**What this task involves**. For this exercise, copy out each line of the material below that includes "ylabel".

Source data:

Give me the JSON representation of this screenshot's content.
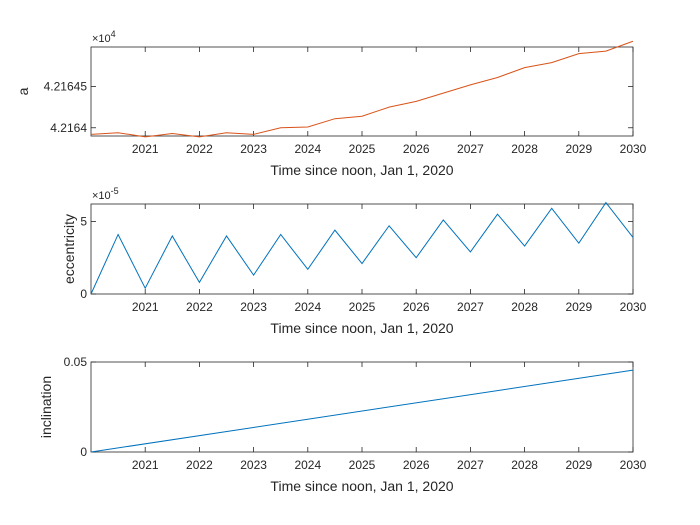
{
  "chart_data": [
    {
      "type": "line",
      "xlabel": "Time since noon, Jan 1, 2020",
      "ylabel": "a",
      "x_tick_labels": [
        "2021",
        "2022",
        "2023",
        "2024",
        "2025",
        "2026",
        "2027",
        "2028",
        "2029",
        "2030"
      ],
      "x_ticks": [
        1,
        2,
        3,
        4,
        5,
        6,
        7,
        8,
        9,
        10
      ],
      "xlim": [
        0,
        10
      ],
      "y_ticks": [
        4.2164,
        4.21645
      ],
      "y_tick_labels": [
        "4.2164",
        "4.21645"
      ],
      "ylim": [
        4.21639,
        4.216498
      ],
      "exponent_label": "×10",
      "exponent_power": "4",
      "color": "#D95319",
      "series": [
        {
          "x": [
            0,
            0.5,
            1,
            1.5,
            2,
            2.5,
            3,
            3.5,
            4,
            4.5,
            5,
            5.5,
            6,
            6.5,
            7,
            7.5,
            8,
            8.5,
            9,
            9.5,
            10
          ],
          "y": [
            4.216392,
            4.216394,
            4.216389,
            4.216393,
            4.216389,
            4.216394,
            4.216392,
            4.2164,
            4.216401,
            4.216411,
            4.216414,
            4.216425,
            4.216432,
            4.216442,
            4.216452,
            4.216461,
            4.216473,
            4.216479,
            4.21649,
            4.216493,
            4.216505
          ]
        }
      ]
    },
    {
      "type": "line",
      "xlabel": "Time since noon, Jan 1, 2020",
      "ylabel": "eccentricity",
      "x_tick_labels": [
        "2021",
        "2022",
        "2023",
        "2024",
        "2025",
        "2026",
        "2027",
        "2028",
        "2029",
        "2030"
      ],
      "x_ticks": [
        1,
        2,
        3,
        4,
        5,
        6,
        7,
        8,
        9,
        10
      ],
      "xlim": [
        0,
        10
      ],
      "y_ticks": [
        0,
        5
      ],
      "y_tick_labels": [
        "0",
        "5"
      ],
      "ylim": [
        0,
        6.2
      ],
      "exponent_label": "×10",
      "exponent_power": "-5",
      "color": "#0072BD",
      "series": [
        {
          "x": [
            0,
            0.5,
            1,
            1.5,
            2,
            2.5,
            3,
            3.5,
            4,
            4.5,
            5,
            5.5,
            6,
            6.5,
            7,
            7.5,
            8,
            8.5,
            9,
            9.5,
            10
          ],
          "y": [
            0,
            4.1,
            0.4,
            4.0,
            0.8,
            4.0,
            1.3,
            4.1,
            1.7,
            4.4,
            2.1,
            4.7,
            2.5,
            5.1,
            2.9,
            5.5,
            3.3,
            5.9,
            3.5,
            6.3,
            3.9
          ]
        }
      ]
    },
    {
      "type": "line",
      "xlabel": "Time since noon, Jan 1, 2020",
      "ylabel": "inclination",
      "x_tick_labels": [
        "2021",
        "2022",
        "2023",
        "2024",
        "2025",
        "2026",
        "2027",
        "2028",
        "2029",
        "2030"
      ],
      "x_ticks": [
        1,
        2,
        3,
        4,
        5,
        6,
        7,
        8,
        9,
        10
      ],
      "xlim": [
        0,
        10
      ],
      "y_ticks": [
        0,
        0.05
      ],
      "y_tick_labels": [
        "0",
        "0.05"
      ],
      "ylim": [
        0,
        0.05
      ],
      "color": "#0072BD",
      "series": [
        {
          "x": [
            0,
            10
          ],
          "y": [
            0,
            0.0455
          ]
        }
      ]
    }
  ]
}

**Worked answer**.
      "ylabel": "a",
      "ylabel": "eccentricity",
      "ylabel": "inclination",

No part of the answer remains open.